# EXERCISE INSTRUCTIONS:
Pick out every line of the entries below where "Burst" occurs, and copy those lines.
┌─ DATA IN THIS EXERCISE
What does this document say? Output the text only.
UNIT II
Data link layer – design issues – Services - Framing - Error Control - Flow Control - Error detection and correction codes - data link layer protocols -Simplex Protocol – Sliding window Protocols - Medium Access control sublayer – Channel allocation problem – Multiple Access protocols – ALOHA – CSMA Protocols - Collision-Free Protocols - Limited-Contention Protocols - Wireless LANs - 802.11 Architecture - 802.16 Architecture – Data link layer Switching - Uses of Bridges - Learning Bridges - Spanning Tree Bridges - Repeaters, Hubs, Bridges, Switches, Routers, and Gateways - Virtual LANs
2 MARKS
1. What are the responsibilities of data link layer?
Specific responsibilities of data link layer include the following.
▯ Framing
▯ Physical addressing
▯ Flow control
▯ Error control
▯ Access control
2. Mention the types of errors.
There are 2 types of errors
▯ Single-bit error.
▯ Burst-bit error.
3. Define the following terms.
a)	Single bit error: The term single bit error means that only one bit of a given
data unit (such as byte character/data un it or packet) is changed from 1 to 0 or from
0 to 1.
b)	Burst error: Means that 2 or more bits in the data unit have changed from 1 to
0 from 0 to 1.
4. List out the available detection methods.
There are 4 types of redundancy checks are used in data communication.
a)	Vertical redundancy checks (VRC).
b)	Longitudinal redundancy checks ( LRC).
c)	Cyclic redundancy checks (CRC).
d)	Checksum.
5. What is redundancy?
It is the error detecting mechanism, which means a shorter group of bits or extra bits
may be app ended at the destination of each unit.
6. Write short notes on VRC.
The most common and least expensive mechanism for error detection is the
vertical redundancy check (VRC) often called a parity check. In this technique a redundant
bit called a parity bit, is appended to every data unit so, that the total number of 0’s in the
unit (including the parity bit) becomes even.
└─
┌─ DATA IN THIS EXERCISE
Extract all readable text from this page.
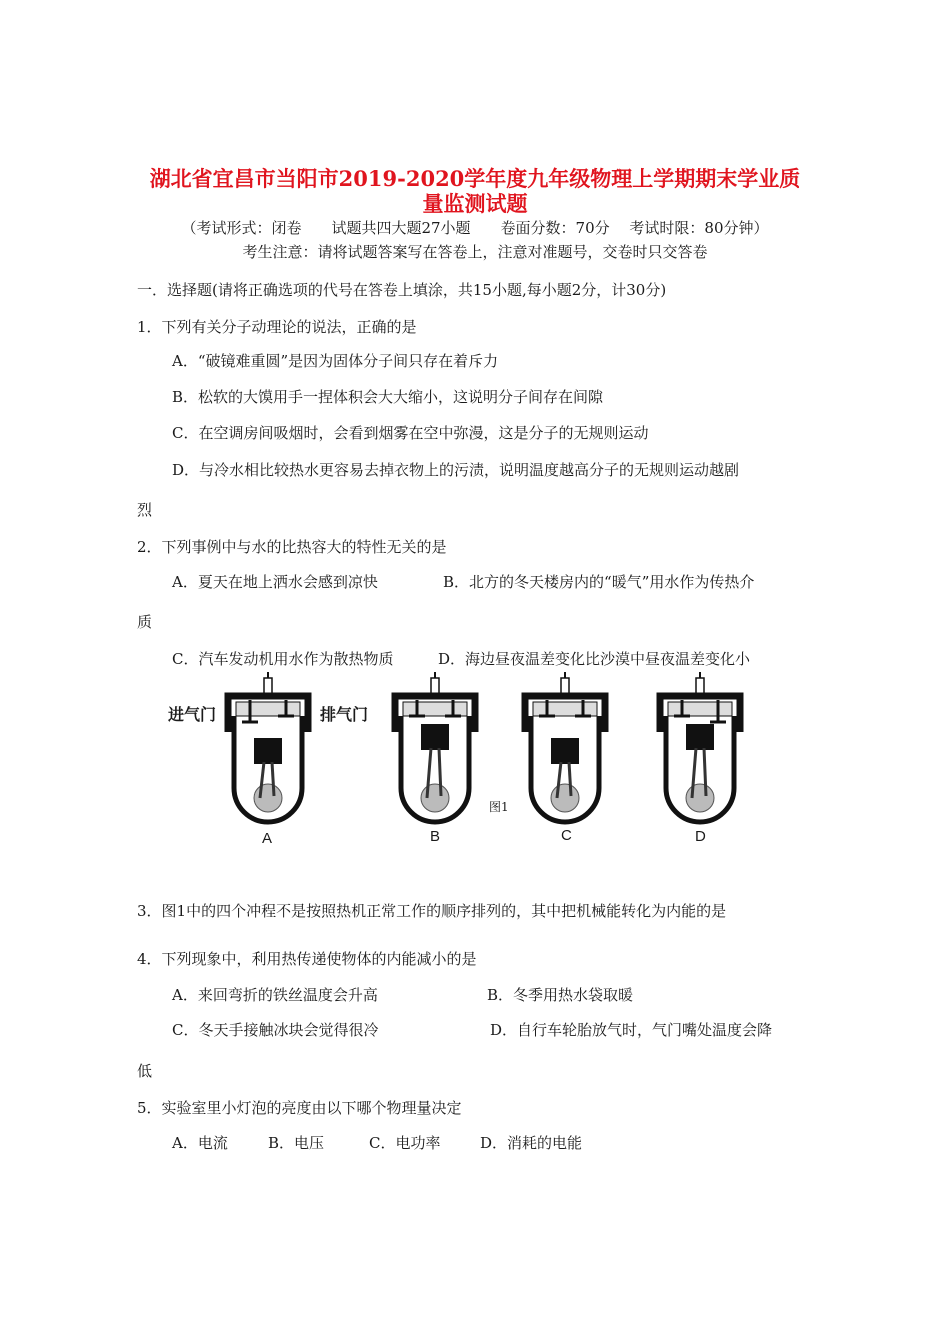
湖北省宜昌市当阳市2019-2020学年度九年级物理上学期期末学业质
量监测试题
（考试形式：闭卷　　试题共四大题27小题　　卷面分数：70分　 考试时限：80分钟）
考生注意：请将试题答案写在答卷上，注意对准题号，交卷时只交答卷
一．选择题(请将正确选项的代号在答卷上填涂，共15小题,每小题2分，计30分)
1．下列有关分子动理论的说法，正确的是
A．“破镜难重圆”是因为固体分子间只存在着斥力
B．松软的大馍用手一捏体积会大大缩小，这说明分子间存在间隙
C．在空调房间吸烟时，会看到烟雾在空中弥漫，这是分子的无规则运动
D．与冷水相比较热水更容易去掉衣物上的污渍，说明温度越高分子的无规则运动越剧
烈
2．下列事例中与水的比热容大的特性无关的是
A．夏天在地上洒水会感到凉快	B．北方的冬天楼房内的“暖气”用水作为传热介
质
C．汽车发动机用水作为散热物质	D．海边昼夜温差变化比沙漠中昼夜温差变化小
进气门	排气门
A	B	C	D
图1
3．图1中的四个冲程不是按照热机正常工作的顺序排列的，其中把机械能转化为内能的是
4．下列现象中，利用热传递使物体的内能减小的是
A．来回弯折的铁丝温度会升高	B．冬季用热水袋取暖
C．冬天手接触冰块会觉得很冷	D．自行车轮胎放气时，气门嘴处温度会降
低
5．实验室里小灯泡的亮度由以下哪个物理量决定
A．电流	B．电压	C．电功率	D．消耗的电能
└─
┌─ DATA IN THIS EXERCISE
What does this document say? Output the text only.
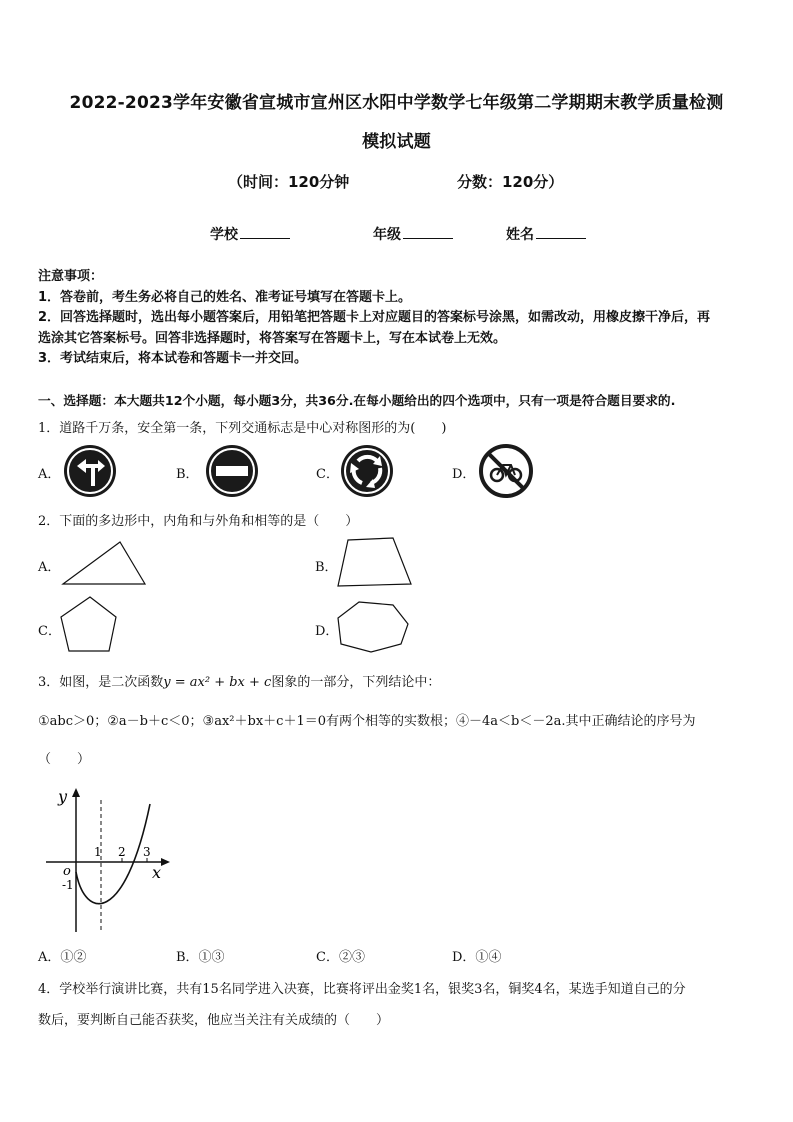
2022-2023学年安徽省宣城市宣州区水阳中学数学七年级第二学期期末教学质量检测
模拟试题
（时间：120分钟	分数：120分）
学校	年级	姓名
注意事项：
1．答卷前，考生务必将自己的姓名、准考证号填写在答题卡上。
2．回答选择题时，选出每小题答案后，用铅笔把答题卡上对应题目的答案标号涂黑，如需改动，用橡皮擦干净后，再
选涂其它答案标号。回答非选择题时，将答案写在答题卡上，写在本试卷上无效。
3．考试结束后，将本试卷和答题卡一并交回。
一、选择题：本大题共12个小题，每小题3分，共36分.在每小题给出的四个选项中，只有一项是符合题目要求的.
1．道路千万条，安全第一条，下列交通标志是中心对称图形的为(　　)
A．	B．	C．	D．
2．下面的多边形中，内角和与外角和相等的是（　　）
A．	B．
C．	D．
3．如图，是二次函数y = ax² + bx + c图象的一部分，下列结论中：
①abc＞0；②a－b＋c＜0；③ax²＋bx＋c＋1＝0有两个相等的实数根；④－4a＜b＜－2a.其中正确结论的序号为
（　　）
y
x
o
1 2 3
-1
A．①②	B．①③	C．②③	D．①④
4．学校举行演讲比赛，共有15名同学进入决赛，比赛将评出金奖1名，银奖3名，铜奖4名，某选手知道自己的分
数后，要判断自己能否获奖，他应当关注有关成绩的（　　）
└─
# TASK SOLUTION:
▯ Burst-bit error.
b)	Burst error: Means that 2 or more bits in the data unit have changed from 1 to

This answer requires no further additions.